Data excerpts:
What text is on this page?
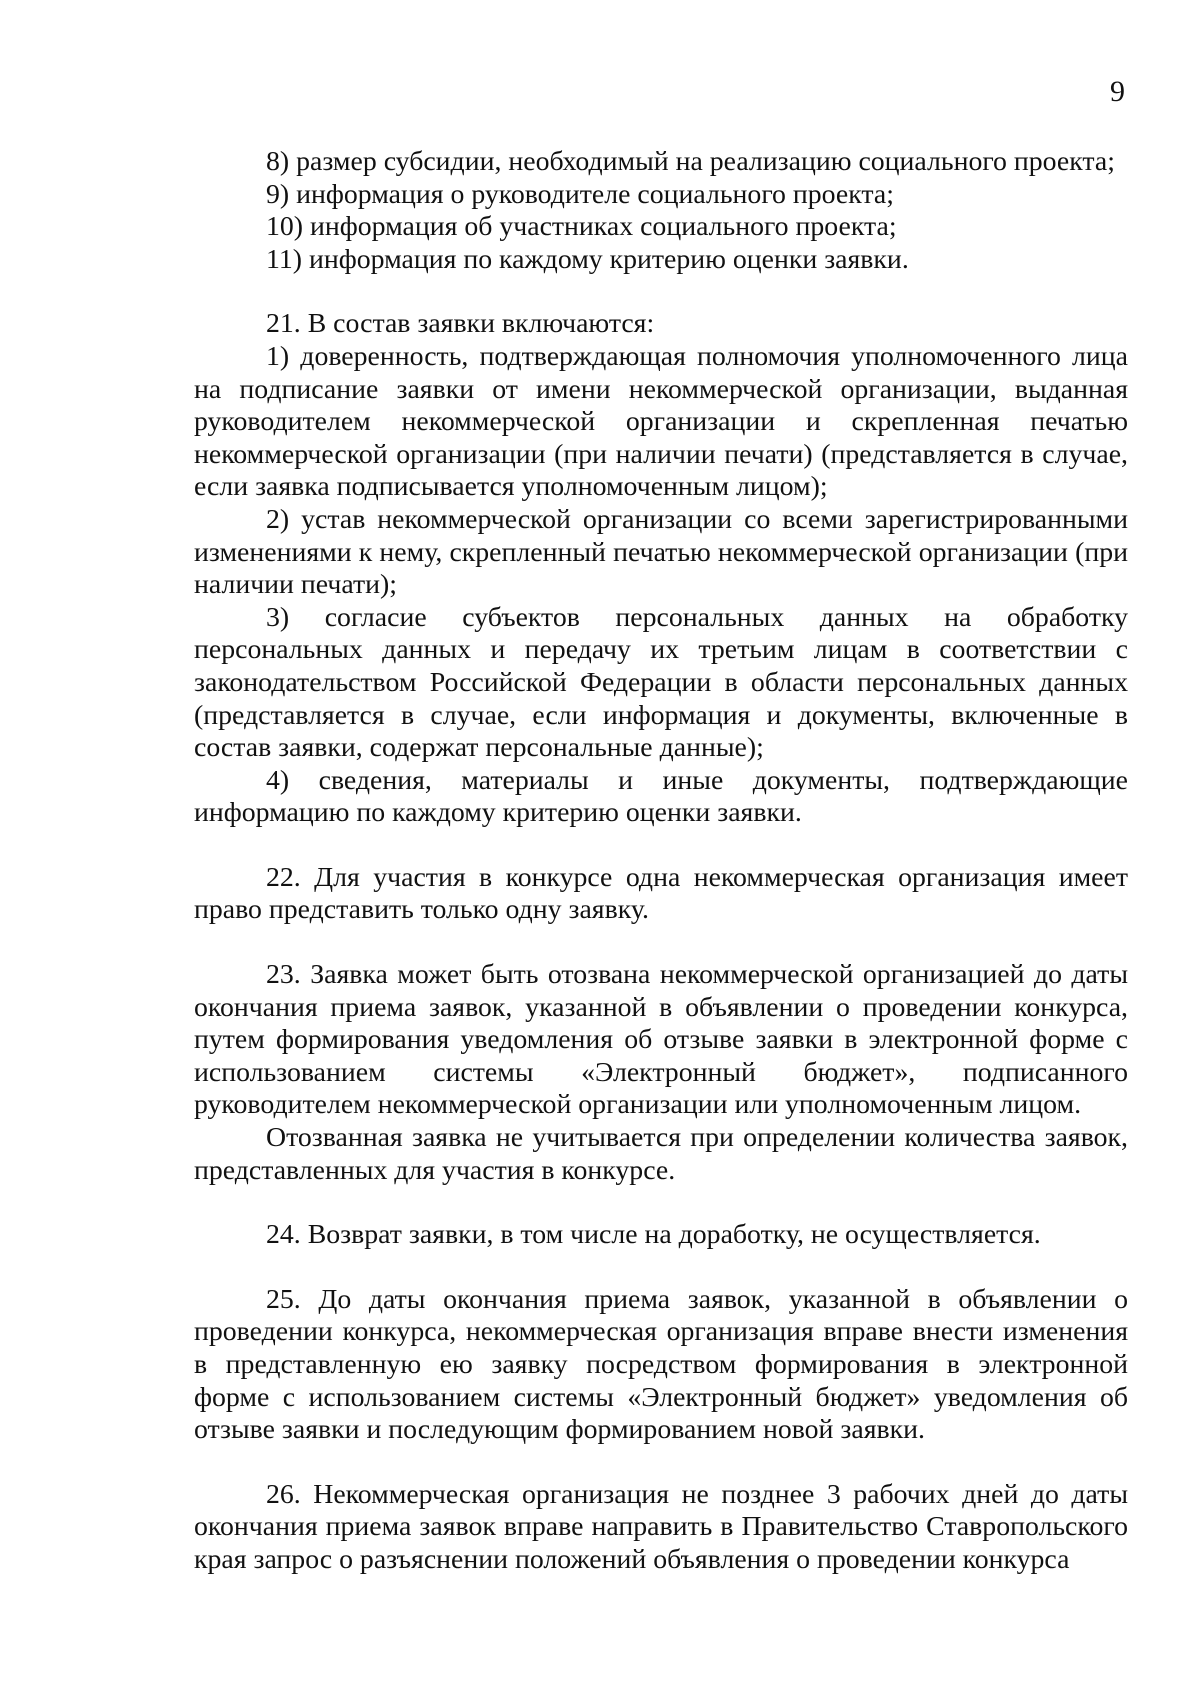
9

8) размер субсидии, необходимый на реализацию социального проекта;

9) информация о руководителе социального проекта;

10) информация об участниках социального проекта;

11) информация по каждому критерию оценки заявки.

21. В состав заявки включаются:

1) доверенность, подтверждающая полномочия уполномоченного лица на подписание заявки от имени некоммерческой организации, выданная руководителем некоммерческой организации и скрепленная печатью некоммерческой организации (при наличии печати) (представляется в случае, если заявка подписывается уполномоченным лицом);

2) устав некоммерческой организации со всеми зарегистрированными изменениями к нему, скрепленный печатью некоммерческой организации (при наличии печати);

3) согласие субъектов персональных данных на обработку персональных данных и передачу их третьим лицам в соответствии с законодательством Российской Федерации в области персональных данных (представляется в случае, если информация и документы, включенные в состав заявки, содержат персональные данные);

4) сведения, материалы и иные документы, подтверждающие информацию по каждому критерию оценки заявки.

22. Для участия в конкурсе одна некоммерческая организация имеет право представить только одну заявку.

23. Заявка может быть отозвана некоммерческой организацией до даты окончания приема заявок, указанной в объявлении о проведении конкурса, путем формирования уведомления об отзыве заявки в электронной форме с использованием системы «Электронный бюджет», подписанного руководителем некоммерческой организации или уполномоченным лицом.

Отозванная заявка не учитывается при определении количества заявок, представленных для участия в конкурсе.

24. Возврат заявки, в том числе на доработку, не осуществляется.

25. До даты окончания приема заявок, указанной в объявлении о проведении конкурса, некоммерческая организация вправе внести изменения в представленную ею заявку посредством формирования в электронной форме с использованием системы «Электронный бюджет» уведомления об отзыве заявки и последующим формированием новой заявки.

26. Некоммерческая организация не позднее 3 рабочих дней до даты окончания приема заявок вправе направить в Правительство Ставропольского края запрос о разъяснении положений объявления о проведении конкурса
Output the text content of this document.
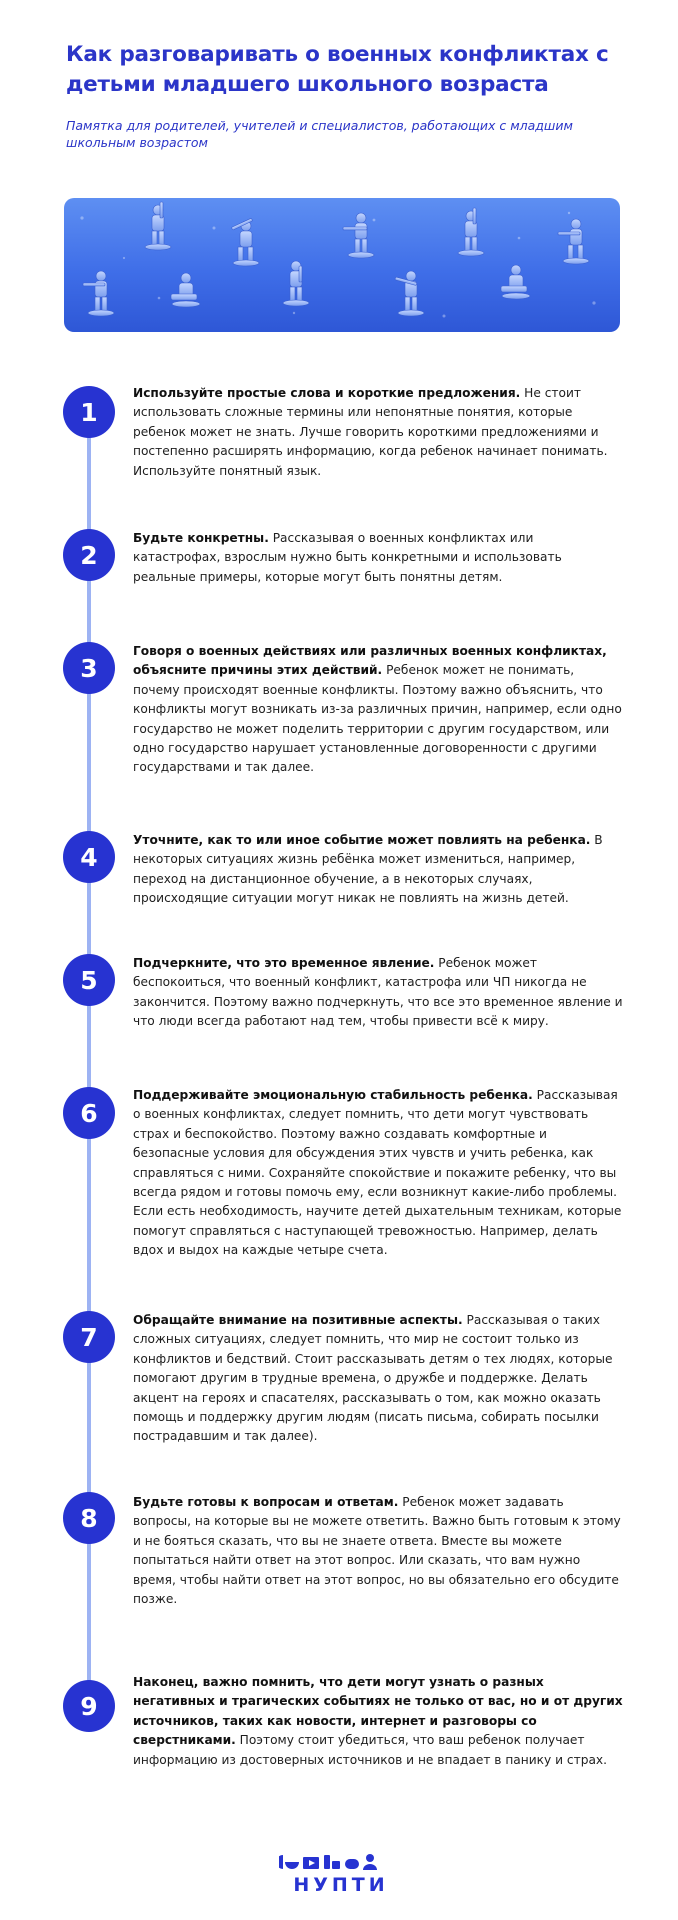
Как разговаривать о военных конфликтах с детьми младшего школьного возраста

Памятка для родителей, учителей и специалистов, работающих с младшим школьным возрастом

1

Используйте простые слова и короткие предложения. Не стоит использовать сложные термины или непонятные понятия, которые ребенок может не знать. Лучше говорить короткими предложениями и постепенно расширять информацию, когда ребенок начинает понимать. Используйте понятный язык.

2

Будьте конкретны. Рассказывая о военных конфликтах или катастрофах, взрослым нужно быть конкретными и использовать реальные примеры, которые могут быть понятны детям.

3

Говоря о военных действиях или различных военных конфликтах, объясните причины этих действий. Ребенок может не понимать, почему происходят военные конфликты. Поэтому важно объяснить, что конфликты могут возникать из-за различных причин, например, если одно государство не может поделить территории с другим государством, или одно государство нарушает установленные договоренности с другими государствами и так далее.

4

Уточните, как то или иное событие может повлиять на ребенка. В некоторых ситуациях жизнь ребёнка может измениться, например, переход на дистанционное обучение, а в некоторых случаях, происходящие ситуации могут никак не повлиять на жизнь детей.

5

Подчеркните, что это временное явление. Ребенок может беспокоиться, что военный конфликт, катастрофа или ЧП никогда не закончится. Поэтому важно подчеркнуть, что все это временное явление и что люди всегда работают над тем, чтобы привести всё к миру.

6

Поддерживайте эмоциональную стабильность ребенка. Рассказывая о военных конфликтах, следует помнить, что дети могут чувствовать страх и беспокойство. Поэтому важно создавать комфортные и безопасные условия для обсуждения этих чувств и учить ребенка, как справляться с ними. Сохраняйте спокойствие и покажите ребенку, что вы всегда рядом и готовы помочь ему, если возникнут какие-либо проблемы. Если есть необходимость, научите детей дыхательным техникам, которые помогут справляться с наступающей тревожностью. Например, делать вдох и выдох на каждые четыре счета.

7

Обращайте внимание на позитивные аспекты. Рассказывая о таких сложных ситуациях, следует помнить, что мир не состоит только из конфликтов и бедствий. Стоит рассказывать детям о тех людях, которые помогают другим в трудные времена, о дружбе и поддержке. Делать акцент на героях и спасателях, рассказывать о том, как можно оказать помощь и поддержку другим людям (писать письма, собирать посылки пострадавшим и так далее).

8

Будьте готовы к вопросам и ответам. Ребенок может задавать вопросы, на которые вы не можете ответить. Важно быть готовым к этому и не бояться сказать, что вы не знаете ответа. Вместе вы можете попытаться найти ответ на этот вопрос. Или сказать, что вам нужно время, чтобы найти ответ на этот вопрос, но вы обязательно его обсудите позже.

9

Наконец, важно помнить, что дети могут узнать о разных негативных и трагических событиях не только от вас, но и от других источников, таких как новости, интернет и разговоры со сверстниками. Поэтому стоит убедиться, что ваш ребенок получает информацию из достоверных источников и не впадает в панику и страх.

НУПТИ
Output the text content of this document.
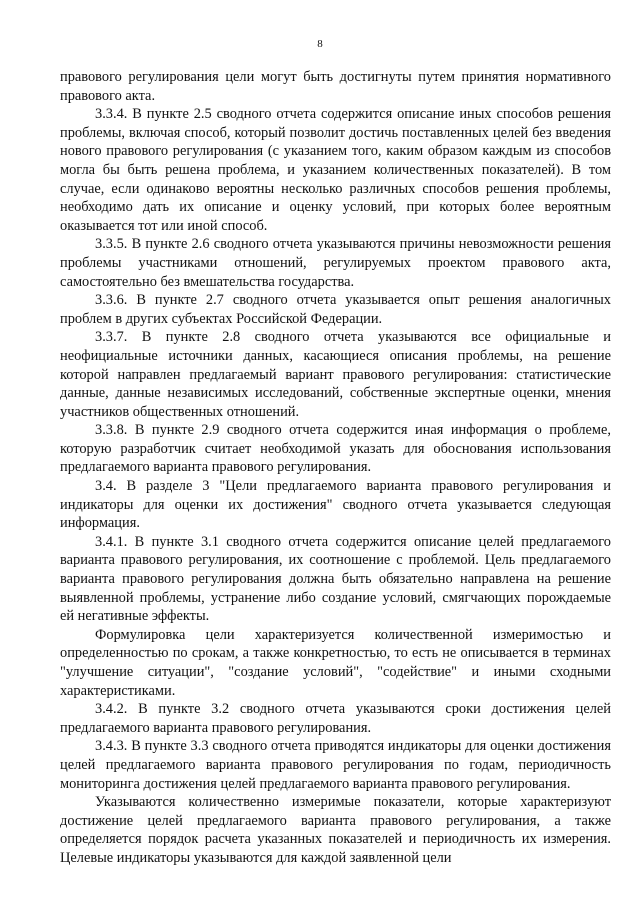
8

правового регулирования цели могут быть достигнуты путем принятия нормативного правового акта.

3.3.4. В пункте 2.5 сводного отчета содержится описание иных способов решения проблемы, включая способ, который позволит достичь поставленных целей без введения нового правового регулирования (с указанием того, каким образом каждым из способов могла бы быть решена проблема, и указанием количественных показателей). В том случае, если одинаково вероятны несколько различных способов решения проблемы, необходимо дать их описание и оценку условий, при которых более вероятным оказывается тот или иной способ.

3.3.5. В пункте 2.6 сводного отчета указываются причины невозможности решения проблемы участниками отношений, регулируемых проектом правового акта, самостоятельно без вмешательства государства.

3.3.6. В пункте 2.7 сводного отчета указывается опыт решения аналогичных проблем в других субъектах Российской Федерации.

3.3.7. В пункте 2.8 сводного отчета указываются все официальные и неофициальные источники данных, касающиеся описания проблемы, на решение которой направлен предлагаемый вариант правового регулирования: статистические данные, данные независимых исследований, собственные экспертные оценки, мнения участников общественных отношений.

3.3.8. В пункте 2.9 сводного отчета содержится иная информация о проблеме, которую разработчик считает необходимой указать для обоснования использования предлагаемого варианта правового регулирования.

3.4. В разделе 3 "Цели предлагаемого варианта правового регулирования и индикаторы для оценки их достижения" сводного отчета указывается следующая информация.

3.4.1. В пункте 3.1 сводного отчета содержится описание целей предлагаемого варианта правового регулирования, их соотношение с проблемой. Цель предлагаемого варианта правового регулирования должна быть обязательно направлена на решение выявленной проблемы, устранение либо создание условий, смягчающих порождаемые ей негативные эффекты.

Формулировка цели характеризуется количественной измеримостью и определенностью по срокам, а также конкретностью, то есть не описывается в терминах "улучшение ситуации", "создание условий", "содействие" и иными сходными характеристиками.

3.4.2. В пункте 3.2 сводного отчета указываются сроки достижения целей предлагаемого варианта правового регулирования.

3.4.3. В пункте 3.3 сводного отчета приводятся индикаторы для оценки достижения целей предлагаемого варианта правового регулирования по годам, периодичность мониторинга достижения целей предлагаемого варианта правового регулирования.

Указываются количественно измеримые показатели, которые характеризуют достижение целей предлагаемого варианта правового регулирования, а также определяется порядок расчета указанных показателей и периодичность их измерения. Целевые индикаторы указываются для каждой заявленной цели
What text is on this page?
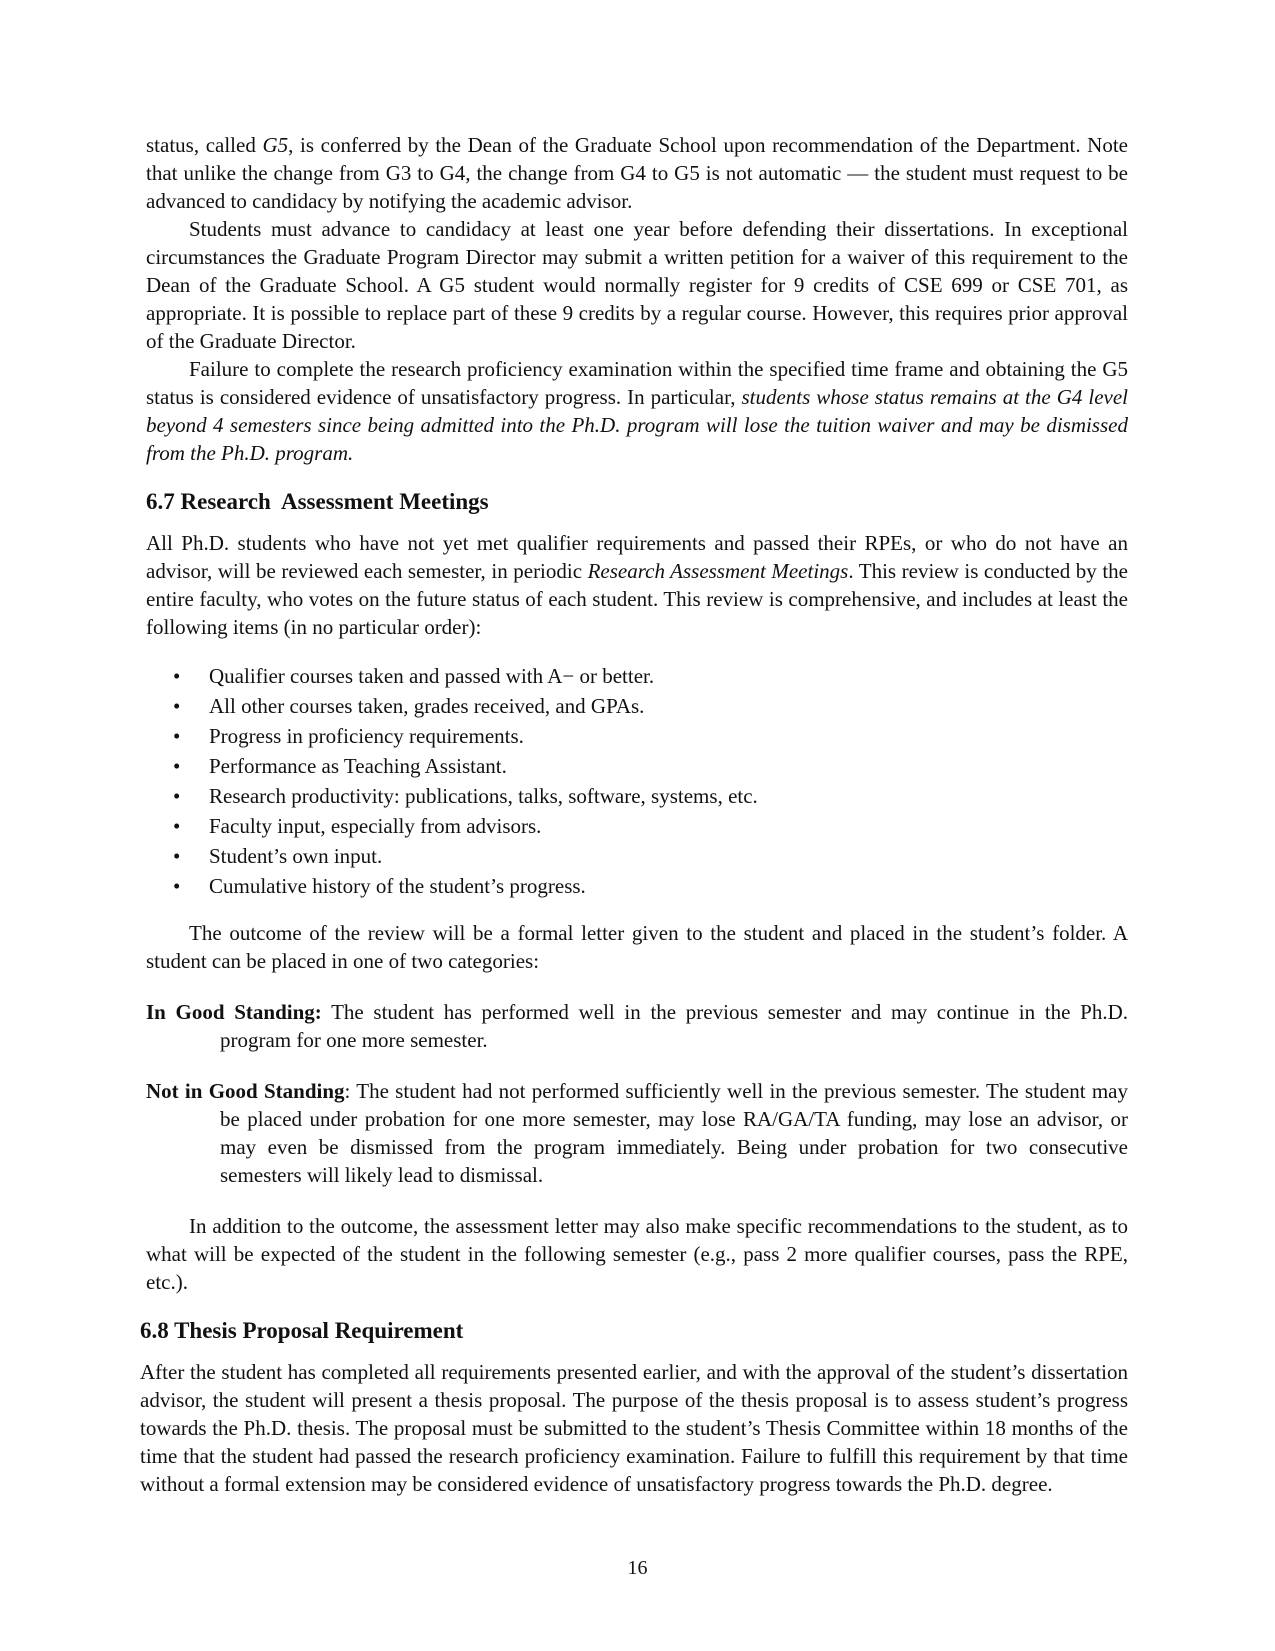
status, called G5, is conferred by the Dean of the Graduate School upon recommendation of the Department. Note that unlike the change from G3 to G4, the change from G4 to G5 is not automatic — the student must request to be advanced to candidacy by notifying the academic advisor.

Students must advance to candidacy at least one year before defending their dissertations. In exceptional circumstances the Graduate Program Director may submit a written petition for a waiver of this requirement to the Dean of the Graduate School. A G5 student would normally register for 9 credits of CSE 699 or CSE 701, as appropriate. It is possible to replace part of these 9 credits by a regular course. However, this requires prior approval of the Graduate Director.

Failure to complete the research proficiency examination within the specified time frame and obtaining the G5 status is considered evidence of unsatisfactory progress. In particular, students whose status remains at the G4 level beyond 4 semesters since being admitted into the Ph.D. program will lose the tuition waiver and may be dismissed from the Ph.D. program.

6.7 Research  Assessment Meetings

All Ph.D. students who have not yet met qualifier requirements and passed their RPEs, or who do not have an advisor, will be reviewed each semester, in periodic Research Assessment Meetings. This review is conducted by the entire faculty, who votes on the future status of each student. This review is comprehensive, and includes at least the following items (in no particular order):

• Qualifier courses taken and passed with A− or better.
• All other courses taken, grades received, and GPAs.
• Progress in proficiency requirements.
• Performance as Teaching Assistant.
• Research productivity: publications, talks, software, systems, etc.
• Faculty input, especially from advisors.
• Student’s own input.
• Cumulative history of the student’s progress.

The outcome of the review will be a formal letter given to the student and placed in the student’s folder. A student can be placed in one of two categories:

In Good Standing: The student has performed well in the previous semester and may continue in the Ph.D. program for one more semester.

Not in Good Standing: The student had not performed sufficiently well in the previous semester. The student may be placed under probation for one more semester, may lose RA/GA/TA funding, may lose an advisor, or may even be dismissed from the program immediately. Being under probation for two consecutive semesters will likely lead to dismissal.

In addition to the outcome, the assessment letter may also make specific recommendations to the student, as to what will be expected of the student in the following semester (e.g., pass 2 more qualifier courses, pass the RPE, etc.).

6.8 Thesis Proposal Requirement

After the student has completed all requirements presented earlier, and with the approval of the student’s dissertation advisor, the student will present a thesis proposal. The purpose of the thesis proposal is to assess student’s progress towards the Ph.D. thesis. The proposal must be submitted to the student’s Thesis Committee within 18 months of the time that the student had passed the research proficiency examination. Failure to fulfill this requirement by that time without a formal extension may be considered evidence of unsatisfactory progress towards the Ph.D. degree.

16
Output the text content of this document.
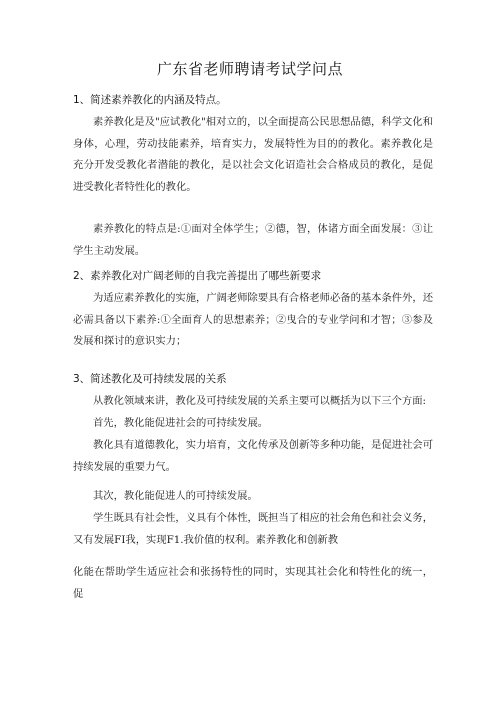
广东省老师聘请考试学问点
1、简述素养教化的内涵及特点。
素养教化是及"应试教化"相对立的，以全面提高公民思想品德，科学文化和身体，心理，劳动技能素养，培育实力，发展特性为目的的教化。素养教化是充分开发受教化者潜能的教化，是以社会文化诏造社会合格成员的教化，是促进受教化者特性化的教化。
素养教化的特点是:①面对全体学生；②德，智，体诸方面全面发展：③让学生主动发展。
2、素养教化对广阔老师的自我完善提出了哪些新要求
为适应素养教化的实施，广阔老师除要具有合格老师必备的基本条件外，还必需具备以下素养:①全面育人的思想素养；②曳合的专业学问和才智；③参及发展和探讨的意识实力；
3、简述教化及可持续发展的关系
从教化领域来讲，教化及可持续发展的关系主要可以概括为以下三个方面:
首先，教化能促进社会的可持续发展。
教化具有道德教化，实力培育，文化传承及创新等多种功能，是促进社会可持续发展的重要力气。
其次，教化能促进人的可持续发展。
学生既具有社会性，义具有个体性，既担当了相应的社会角色和社会义务，又有发展FI我，实现F1.我价值的权利。素养教化和创新教
化能在帮助学生适应社会和张扬特性的同时，实现其社会化和特性化的统一，促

### [GIVEN PROBLEM]
Go through the records and show every line with the string "данных" in it.

### [IN RESPONSE]
3) согласие субъектов персональных данных на обработку персональных данных и передачу их третьим лицам в соответствии с законодательством Российской Федерации в области персональных данных (представляется в случае, если информация и документы, включенные в состав заявки, содержат персональные данные);
3.3.7. В пункте 2.8 сводного отчета указываются все официальные и неофициальные источники данных, касающиеся описания проблемы, на решение которой направлен предлагаемый вариант правового регулирования: статистические данные, данные независимых исследований, собственные экспертные оценки, мнения участников общественных отношений.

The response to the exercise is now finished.